Material shown
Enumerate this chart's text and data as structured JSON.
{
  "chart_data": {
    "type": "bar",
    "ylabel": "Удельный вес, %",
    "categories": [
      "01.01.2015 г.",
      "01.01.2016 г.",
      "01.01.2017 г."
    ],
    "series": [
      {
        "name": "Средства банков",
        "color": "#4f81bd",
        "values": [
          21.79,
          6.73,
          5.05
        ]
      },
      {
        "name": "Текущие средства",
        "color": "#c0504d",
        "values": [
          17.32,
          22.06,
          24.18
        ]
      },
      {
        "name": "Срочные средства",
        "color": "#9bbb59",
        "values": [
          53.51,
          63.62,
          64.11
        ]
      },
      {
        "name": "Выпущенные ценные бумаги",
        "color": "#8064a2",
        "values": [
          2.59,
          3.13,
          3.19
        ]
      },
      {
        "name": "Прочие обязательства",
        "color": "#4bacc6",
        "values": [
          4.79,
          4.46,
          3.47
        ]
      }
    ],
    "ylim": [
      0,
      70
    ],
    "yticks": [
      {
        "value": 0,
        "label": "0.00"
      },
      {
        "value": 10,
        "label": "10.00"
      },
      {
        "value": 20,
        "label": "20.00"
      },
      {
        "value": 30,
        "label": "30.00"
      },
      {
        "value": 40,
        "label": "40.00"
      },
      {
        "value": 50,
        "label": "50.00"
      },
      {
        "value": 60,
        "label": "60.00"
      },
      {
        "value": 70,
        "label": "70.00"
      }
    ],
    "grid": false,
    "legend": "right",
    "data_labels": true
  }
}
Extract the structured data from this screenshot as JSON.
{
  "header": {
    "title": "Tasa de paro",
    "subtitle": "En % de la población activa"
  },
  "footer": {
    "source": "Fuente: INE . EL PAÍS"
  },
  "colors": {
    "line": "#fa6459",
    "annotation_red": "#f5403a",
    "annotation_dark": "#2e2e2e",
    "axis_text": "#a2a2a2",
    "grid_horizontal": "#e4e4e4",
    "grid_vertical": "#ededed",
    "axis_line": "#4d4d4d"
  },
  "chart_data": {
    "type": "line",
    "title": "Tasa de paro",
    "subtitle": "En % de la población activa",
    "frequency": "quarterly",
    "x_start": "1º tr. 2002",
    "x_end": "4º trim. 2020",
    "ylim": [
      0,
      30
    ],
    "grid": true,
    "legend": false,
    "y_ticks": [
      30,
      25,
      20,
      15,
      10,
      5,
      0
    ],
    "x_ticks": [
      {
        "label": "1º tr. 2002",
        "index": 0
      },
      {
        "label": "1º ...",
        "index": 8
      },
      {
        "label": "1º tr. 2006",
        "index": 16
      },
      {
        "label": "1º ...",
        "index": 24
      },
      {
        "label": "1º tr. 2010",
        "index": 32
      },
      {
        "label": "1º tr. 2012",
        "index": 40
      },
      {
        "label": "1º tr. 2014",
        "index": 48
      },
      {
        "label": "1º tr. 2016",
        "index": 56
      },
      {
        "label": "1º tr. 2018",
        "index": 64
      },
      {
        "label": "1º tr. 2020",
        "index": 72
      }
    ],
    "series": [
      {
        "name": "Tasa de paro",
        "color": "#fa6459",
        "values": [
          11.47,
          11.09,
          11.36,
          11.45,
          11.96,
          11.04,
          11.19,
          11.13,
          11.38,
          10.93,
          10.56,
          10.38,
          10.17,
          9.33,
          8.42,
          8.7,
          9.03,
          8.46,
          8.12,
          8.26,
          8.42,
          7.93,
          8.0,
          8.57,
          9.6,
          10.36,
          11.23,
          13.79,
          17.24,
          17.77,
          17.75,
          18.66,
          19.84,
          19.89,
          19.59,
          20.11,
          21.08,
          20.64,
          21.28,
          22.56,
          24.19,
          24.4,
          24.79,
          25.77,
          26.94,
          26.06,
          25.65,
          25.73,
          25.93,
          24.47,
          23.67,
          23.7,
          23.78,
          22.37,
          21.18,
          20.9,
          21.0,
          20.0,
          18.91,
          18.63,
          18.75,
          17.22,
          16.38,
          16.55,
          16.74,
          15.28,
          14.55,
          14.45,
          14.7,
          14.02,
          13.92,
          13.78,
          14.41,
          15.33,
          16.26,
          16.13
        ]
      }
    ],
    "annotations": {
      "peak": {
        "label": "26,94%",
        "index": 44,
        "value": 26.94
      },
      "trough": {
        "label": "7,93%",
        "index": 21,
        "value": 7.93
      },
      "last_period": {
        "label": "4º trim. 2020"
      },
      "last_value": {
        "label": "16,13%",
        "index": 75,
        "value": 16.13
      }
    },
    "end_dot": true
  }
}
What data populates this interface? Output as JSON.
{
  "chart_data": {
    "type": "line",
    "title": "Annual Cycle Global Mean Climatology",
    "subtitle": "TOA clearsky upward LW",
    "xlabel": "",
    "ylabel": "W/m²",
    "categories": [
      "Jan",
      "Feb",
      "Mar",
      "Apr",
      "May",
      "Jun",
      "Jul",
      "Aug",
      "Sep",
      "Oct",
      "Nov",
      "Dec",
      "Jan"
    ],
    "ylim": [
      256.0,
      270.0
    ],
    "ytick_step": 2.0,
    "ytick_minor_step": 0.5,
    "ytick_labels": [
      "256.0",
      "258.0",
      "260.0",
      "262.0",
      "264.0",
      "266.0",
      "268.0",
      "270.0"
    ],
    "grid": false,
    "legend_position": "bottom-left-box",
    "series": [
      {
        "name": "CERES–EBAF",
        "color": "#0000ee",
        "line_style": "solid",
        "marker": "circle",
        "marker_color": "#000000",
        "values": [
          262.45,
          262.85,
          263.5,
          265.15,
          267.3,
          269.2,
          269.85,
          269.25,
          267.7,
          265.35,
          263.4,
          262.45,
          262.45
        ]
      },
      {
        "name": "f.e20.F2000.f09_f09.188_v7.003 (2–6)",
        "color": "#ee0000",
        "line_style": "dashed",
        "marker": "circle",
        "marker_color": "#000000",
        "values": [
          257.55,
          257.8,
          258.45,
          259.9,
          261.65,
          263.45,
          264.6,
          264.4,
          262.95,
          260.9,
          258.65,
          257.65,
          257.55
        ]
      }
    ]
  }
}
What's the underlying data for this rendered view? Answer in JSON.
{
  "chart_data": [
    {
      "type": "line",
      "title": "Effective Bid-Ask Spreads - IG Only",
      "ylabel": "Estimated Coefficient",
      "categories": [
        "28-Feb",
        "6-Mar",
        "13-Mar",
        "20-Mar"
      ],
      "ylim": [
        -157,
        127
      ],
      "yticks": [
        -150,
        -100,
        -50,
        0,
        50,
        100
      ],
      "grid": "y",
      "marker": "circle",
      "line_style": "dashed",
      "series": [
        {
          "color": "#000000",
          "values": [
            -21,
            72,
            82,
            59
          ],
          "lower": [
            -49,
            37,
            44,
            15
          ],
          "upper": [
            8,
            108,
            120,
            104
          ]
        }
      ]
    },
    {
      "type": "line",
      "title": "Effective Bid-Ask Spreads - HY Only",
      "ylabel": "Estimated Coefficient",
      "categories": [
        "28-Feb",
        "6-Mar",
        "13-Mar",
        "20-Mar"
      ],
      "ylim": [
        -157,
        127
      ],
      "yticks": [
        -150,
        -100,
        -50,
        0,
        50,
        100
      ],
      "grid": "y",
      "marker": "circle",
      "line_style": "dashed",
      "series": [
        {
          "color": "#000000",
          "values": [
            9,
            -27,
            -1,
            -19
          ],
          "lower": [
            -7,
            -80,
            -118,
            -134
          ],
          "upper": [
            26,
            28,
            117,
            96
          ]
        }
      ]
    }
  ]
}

Description of the task
From the data above, pick out each line containing "ylabel" and copy it.

Exercise output
    "ylabel": "Удельный вес, %",
    "ylabel": "W/m²",
      "ylabel": "Estimated Coefficient",
      "ylabel": "Estimated Coefficient",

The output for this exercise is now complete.